EXERCISE OBJECTIVE:
Convert every line of the entries below into a single numbered list. Drop any blank lines and leave out the pictures.

DATA SHOWN:
# # # # #

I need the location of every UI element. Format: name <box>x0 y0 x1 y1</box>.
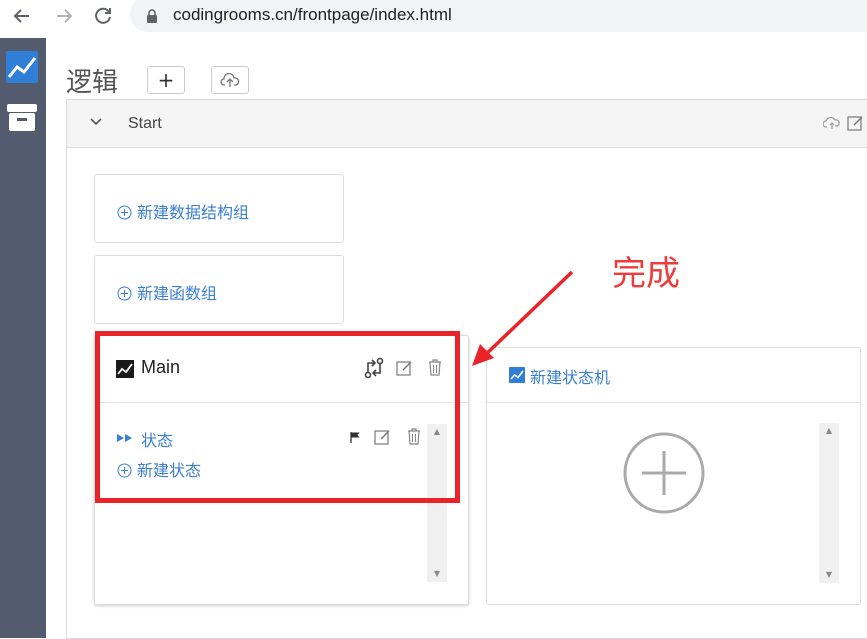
scrollbar[interactable]: ▲ ▼ <box>819 423 839 583</box>
panel-title: Start <box>128 115 162 132</box>
cloud-upload-icon <box>220 72 240 87</box>
upload-button[interactable] <box>211 66 249 94</box>
plus-circle-icon <box>117 205 132 220</box>
chart-icon[interactable] <box>5 50 39 84</box>
scroll-down-arrow[interactable]: ▼ <box>427 568 447 580</box>
highlight-box <box>95 331 460 503</box>
url-text[interactable]: codingrooms.cn/frontpage/index.html <box>173 5 452 25</box>
plus-circle-icon <box>117 286 132 301</box>
back-icon[interactable] <box>10 4 34 28</box>
edit-icon[interactable] <box>847 114 865 132</box>
new-struct-group-label: 新建数据结构组 <box>137 203 250 222</box>
page-title: 逻辑 <box>66 68 119 98</box>
lock-icon <box>147 9 157 23</box>
annotation-text: 完成 <box>612 254 680 294</box>
add-button[interactable]: + <box>147 66 185 94</box>
panel-header[interactable]: Start <box>67 100 867 148</box>
browser-toolbar: codingrooms.cn/frontpage/index.html <box>0 0 867 32</box>
cloud-upload-icon[interactable] <box>823 114 841 132</box>
scroll-down-arrow[interactable]: ▼ <box>819 569 839 581</box>
new-struct-group-card[interactable]: 新建数据结构组 <box>94 174 344 243</box>
scroll-up-arrow[interactable]: ▲ <box>819 425 839 437</box>
forward-icon[interactable] <box>52 4 76 28</box>
new-function-group-card[interactable]: 新建函数组 <box>94 255 344 324</box>
inbox-icon[interactable] <box>5 100 39 134</box>
new-state-machine-card: 新建状态机 ▲ ▼ <box>486 347 861 605</box>
reload-icon[interactable] <box>91 4 115 28</box>
card-divider <box>487 402 860 403</box>
new-struct-group-link[interactable]: 新建数据结构组 <box>117 199 249 223</box>
new-function-group-link[interactable]: 新建函数组 <box>117 280 217 304</box>
app-sidebar <box>0 38 46 638</box>
arrow-annotation <box>472 270 574 366</box>
chevron-down-icon[interactable] <box>89 114 103 128</box>
new-function-group-label: 新建函数组 <box>137 284 218 303</box>
add-circle-icon[interactable] <box>622 431 706 515</box>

# # # # #

RESPONSE:
1. I need the location of every UI element. Format: name <box>x0 y0 x1 y1</box>.
2. scrollbar[interactable]: ▲ ▼ <box>819 423 839 583</box>
3. panel-title: Start <box>128 115 162 132</box>
4. cloud-upload-icon <box>220 72 240 87</box>
5. upload-button[interactable] <box>211 66 249 94</box>
6. plus-circle-icon <box>117 205 132 220</box>
7. chart-icon[interactable] <box>5 50 39 84</box>
8. scroll-down-arrow[interactable]: ▼ <box>427 568 447 580</box>
9. highlight-box <box>95 331 460 503</box>
10. url-text[interactable]: codingrooms.cn/frontpage/index.html <box>173 5 452 25</box>
11. plus-circle-icon <box>117 286 132 301</box>
12. back-icon[interactable] <box>10 4 34 28</box>
13. edit-icon[interactable] <box>847 114 865 132</box>
14. new-struct-group-label: 新建数据结构组 <box>137 203 250 222</box>
15. page-title: 逻辑 <box>66 68 119 98</box>
16. lock-icon <box>147 9 157 23</box>
17. annotation-text: 完成 <box>612 254 680 294</box>
18. add-button[interactable]: + <box>147 66 185 94</box>
19. panel-header[interactable]: Start <box>67 100 867 148</box>
20. browser-toolbar: codingrooms.cn/frontpage/index.html <box>0 0 867 32</box>
21. cloud-upload-icon[interactable] <box>823 114 841 132</box>
22. scroll-down-arrow[interactable]: ▼ <box>819 569 839 581</box>
23. new-struct-group-card[interactable]: 新建数据结构组 <box>94 174 344 243</box>
24. scroll-up-arrow[interactable]: ▲ <box>819 425 839 437</box>
25. forward-icon[interactable] <box>52 4 76 28</box>
26. new-function-group-card[interactable]: 新建函数组 <box>94 255 344 324</box>
27. inbox-icon[interactable] <box>5 100 39 134</box>
28. new-state-machine-card: 新建状态机 ▲ ▼ <box>486 347 861 605</box>
29. reload-icon[interactable] <box>91 4 115 28</box>
30. card-divider <box>487 402 860 403</box>
31. new-struct-group-link[interactable]: 新建数据结构组 <box>117 199 249 223</box>
32. new-function-group-link[interactable]: 新建函数组 <box>117 280 217 304</box>
33. app-sidebar <box>0 38 46 638</box>
34. arrow-annotation <box>472 270 574 366</box>
35. chevron-down-icon[interactable] <box>89 114 103 128</box>
36. new-function-group-label: 新建函数组 <box>137 284 218 303</box>
37. add-circle-icon[interactable] <box>622 431 706 515</box>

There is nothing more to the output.